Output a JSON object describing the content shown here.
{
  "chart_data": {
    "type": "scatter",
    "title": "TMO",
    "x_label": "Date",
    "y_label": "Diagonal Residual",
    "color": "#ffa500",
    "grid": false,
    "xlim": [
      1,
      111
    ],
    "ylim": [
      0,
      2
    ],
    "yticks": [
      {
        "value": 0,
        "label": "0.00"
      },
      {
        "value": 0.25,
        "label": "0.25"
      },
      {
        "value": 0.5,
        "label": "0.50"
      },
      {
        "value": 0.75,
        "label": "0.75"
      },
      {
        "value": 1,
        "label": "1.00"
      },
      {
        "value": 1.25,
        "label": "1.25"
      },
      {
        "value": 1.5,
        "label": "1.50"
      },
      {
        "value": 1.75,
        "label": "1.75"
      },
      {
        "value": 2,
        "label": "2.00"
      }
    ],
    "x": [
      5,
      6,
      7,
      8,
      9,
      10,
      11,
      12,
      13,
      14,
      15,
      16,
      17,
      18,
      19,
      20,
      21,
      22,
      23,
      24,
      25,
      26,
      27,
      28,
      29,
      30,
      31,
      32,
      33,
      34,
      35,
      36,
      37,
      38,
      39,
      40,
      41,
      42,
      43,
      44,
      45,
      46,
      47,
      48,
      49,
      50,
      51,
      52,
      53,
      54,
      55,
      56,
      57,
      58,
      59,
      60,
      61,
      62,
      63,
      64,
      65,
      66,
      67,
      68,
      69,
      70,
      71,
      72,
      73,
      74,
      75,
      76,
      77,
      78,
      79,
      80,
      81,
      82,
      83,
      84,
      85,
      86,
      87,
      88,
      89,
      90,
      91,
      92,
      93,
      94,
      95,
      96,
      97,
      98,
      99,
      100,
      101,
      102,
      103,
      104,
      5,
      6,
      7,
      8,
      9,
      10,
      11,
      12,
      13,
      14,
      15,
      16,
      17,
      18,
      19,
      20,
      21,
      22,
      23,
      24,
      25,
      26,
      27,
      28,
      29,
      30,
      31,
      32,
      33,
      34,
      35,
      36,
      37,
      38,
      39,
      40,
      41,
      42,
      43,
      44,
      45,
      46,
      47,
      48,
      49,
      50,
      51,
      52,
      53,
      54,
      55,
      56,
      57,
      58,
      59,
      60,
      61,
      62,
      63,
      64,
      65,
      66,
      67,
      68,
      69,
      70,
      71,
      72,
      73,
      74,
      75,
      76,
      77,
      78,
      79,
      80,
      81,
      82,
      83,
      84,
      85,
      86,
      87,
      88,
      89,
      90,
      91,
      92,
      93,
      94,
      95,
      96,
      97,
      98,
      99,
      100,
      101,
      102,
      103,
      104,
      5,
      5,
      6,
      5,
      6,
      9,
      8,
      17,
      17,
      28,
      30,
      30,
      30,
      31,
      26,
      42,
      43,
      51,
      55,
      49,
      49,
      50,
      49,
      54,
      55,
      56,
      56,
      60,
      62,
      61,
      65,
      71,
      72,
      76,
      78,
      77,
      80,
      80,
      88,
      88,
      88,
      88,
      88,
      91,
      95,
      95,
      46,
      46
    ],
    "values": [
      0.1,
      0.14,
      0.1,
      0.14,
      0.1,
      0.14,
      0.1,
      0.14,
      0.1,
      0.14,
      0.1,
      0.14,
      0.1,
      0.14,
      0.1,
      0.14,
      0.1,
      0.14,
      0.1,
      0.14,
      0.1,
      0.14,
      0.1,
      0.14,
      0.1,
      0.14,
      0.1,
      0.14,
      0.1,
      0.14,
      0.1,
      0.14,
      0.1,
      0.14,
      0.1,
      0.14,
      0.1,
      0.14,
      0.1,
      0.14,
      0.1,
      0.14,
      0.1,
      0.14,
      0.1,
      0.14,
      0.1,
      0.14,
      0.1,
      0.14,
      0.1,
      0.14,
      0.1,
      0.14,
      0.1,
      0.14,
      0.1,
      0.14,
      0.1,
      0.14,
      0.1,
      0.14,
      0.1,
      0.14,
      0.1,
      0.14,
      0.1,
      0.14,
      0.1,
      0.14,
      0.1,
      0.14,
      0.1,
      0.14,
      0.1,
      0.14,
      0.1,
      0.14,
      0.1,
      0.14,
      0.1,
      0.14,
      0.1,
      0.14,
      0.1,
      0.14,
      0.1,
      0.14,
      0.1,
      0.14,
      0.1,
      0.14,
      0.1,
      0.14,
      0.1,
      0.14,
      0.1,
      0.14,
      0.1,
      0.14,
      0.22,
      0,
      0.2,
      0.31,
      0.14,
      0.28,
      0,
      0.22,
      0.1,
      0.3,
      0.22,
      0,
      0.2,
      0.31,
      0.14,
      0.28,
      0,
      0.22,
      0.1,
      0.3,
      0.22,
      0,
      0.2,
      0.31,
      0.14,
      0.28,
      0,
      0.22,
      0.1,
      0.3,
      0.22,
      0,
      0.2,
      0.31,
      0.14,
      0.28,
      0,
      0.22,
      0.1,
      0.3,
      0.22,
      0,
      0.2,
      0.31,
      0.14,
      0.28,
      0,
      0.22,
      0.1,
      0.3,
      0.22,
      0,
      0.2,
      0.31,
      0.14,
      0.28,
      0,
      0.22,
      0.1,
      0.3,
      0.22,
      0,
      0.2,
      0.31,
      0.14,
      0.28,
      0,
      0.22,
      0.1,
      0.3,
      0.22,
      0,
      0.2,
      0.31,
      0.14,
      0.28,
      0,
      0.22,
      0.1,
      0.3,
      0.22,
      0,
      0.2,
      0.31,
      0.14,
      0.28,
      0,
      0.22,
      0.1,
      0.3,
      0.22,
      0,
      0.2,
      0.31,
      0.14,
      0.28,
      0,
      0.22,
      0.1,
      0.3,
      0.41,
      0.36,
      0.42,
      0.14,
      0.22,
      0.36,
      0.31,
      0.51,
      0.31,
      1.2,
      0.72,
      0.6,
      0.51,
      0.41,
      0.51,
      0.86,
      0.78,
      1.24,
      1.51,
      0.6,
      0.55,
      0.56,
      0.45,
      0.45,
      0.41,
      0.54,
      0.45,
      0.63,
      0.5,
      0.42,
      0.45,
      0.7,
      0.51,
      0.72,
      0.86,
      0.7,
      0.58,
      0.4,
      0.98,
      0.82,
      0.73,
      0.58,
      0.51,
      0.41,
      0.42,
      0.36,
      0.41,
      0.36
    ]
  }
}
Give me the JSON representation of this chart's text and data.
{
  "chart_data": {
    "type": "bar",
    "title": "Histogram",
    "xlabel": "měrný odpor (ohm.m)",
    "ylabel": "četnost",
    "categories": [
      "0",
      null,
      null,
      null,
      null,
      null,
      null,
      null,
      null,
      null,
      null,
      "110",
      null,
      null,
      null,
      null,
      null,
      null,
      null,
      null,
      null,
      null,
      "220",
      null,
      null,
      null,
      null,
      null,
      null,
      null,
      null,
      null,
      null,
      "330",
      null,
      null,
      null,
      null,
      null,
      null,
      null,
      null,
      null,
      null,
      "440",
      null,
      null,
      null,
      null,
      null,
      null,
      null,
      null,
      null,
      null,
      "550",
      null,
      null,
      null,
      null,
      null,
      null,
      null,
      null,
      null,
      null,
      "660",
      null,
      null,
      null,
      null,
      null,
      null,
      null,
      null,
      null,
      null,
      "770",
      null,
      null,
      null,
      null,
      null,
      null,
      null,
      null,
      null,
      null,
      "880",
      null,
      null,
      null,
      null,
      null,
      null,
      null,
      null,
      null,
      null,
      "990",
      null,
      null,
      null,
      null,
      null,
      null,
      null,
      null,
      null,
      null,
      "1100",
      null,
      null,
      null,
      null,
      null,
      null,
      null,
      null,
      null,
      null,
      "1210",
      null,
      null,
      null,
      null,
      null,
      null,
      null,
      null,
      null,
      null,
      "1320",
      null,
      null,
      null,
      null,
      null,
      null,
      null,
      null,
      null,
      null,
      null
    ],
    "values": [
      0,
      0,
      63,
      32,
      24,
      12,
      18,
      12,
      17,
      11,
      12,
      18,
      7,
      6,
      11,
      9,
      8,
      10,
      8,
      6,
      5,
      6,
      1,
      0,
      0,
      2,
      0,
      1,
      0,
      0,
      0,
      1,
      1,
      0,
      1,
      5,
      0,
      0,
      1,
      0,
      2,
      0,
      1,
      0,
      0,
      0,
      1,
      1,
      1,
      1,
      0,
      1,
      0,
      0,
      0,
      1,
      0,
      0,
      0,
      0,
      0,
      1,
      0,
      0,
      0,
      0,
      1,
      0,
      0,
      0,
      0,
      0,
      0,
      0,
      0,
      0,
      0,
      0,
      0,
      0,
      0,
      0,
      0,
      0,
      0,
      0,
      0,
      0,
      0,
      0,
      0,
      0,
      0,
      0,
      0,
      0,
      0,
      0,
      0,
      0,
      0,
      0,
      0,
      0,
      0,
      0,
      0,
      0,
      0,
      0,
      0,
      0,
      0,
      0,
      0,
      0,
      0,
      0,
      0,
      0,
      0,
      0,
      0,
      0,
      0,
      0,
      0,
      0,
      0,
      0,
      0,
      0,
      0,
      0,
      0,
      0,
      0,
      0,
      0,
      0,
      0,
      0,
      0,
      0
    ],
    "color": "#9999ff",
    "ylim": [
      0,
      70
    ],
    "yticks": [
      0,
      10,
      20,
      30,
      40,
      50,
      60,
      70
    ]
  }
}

__Work to be completed__
Show the lines of the material that contain the word "JSON".

__Result__
Output a JSON object describing the content shown here.
Give me the JSON representation of this chart's text and data.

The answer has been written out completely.